Leave out the pictures and restate the rest of the data exactly.

Figure record listings
========================

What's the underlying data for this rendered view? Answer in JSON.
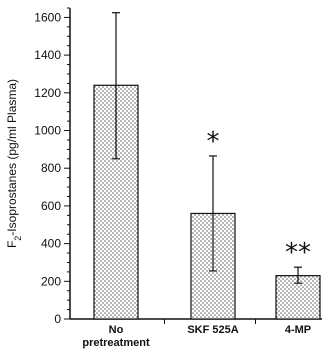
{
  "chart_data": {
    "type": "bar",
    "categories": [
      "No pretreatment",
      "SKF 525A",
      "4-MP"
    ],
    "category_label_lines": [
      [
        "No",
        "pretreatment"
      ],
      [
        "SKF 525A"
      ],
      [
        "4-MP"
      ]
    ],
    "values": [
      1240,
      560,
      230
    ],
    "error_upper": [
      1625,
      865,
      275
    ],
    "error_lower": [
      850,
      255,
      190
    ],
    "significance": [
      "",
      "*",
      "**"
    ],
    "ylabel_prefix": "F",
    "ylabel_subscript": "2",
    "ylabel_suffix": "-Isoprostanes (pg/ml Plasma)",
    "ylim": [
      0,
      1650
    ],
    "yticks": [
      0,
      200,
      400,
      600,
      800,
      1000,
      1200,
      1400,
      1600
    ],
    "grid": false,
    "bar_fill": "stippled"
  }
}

========================

> **ANSWER TO THIS TASK**:
What's the underlying data for this rendered view? Answer in JSON.
{
  "chart_data": {
    "type": "bar",
    "categories": [
      "No pretreatment",
      "SKF 525A",
      "4-MP"
    ],
    "category_label_lines": [
      [
        "No",
        "pretreatment"
      ],
      [
        "SKF 525A"
      ],
      [
        "4-MP"
      ]
    ],
    "values": [
      1240,
      560,
      230
    ],
    "error_upper": [
      1625,
      865,
      275
    ],
    "error_lower": [
      850,
      255,
      190
    ],
    "significance": [
      "",
      "*",
      "**"
    ],
    "ylabel_prefix": "F",
    "ylabel_subscript": "2",
    "ylabel_suffix": "-Isoprostanes (pg/ml Plasma)",
    "ylim": [
      0,
      1650
    ],
    "yticks": [
      0,
      200,
      400,
      600,
      800,
      1000,
      1200,
      1400,
      1600
    ],
    "grid": false,
    "bar_fill": "stippled"
  }
}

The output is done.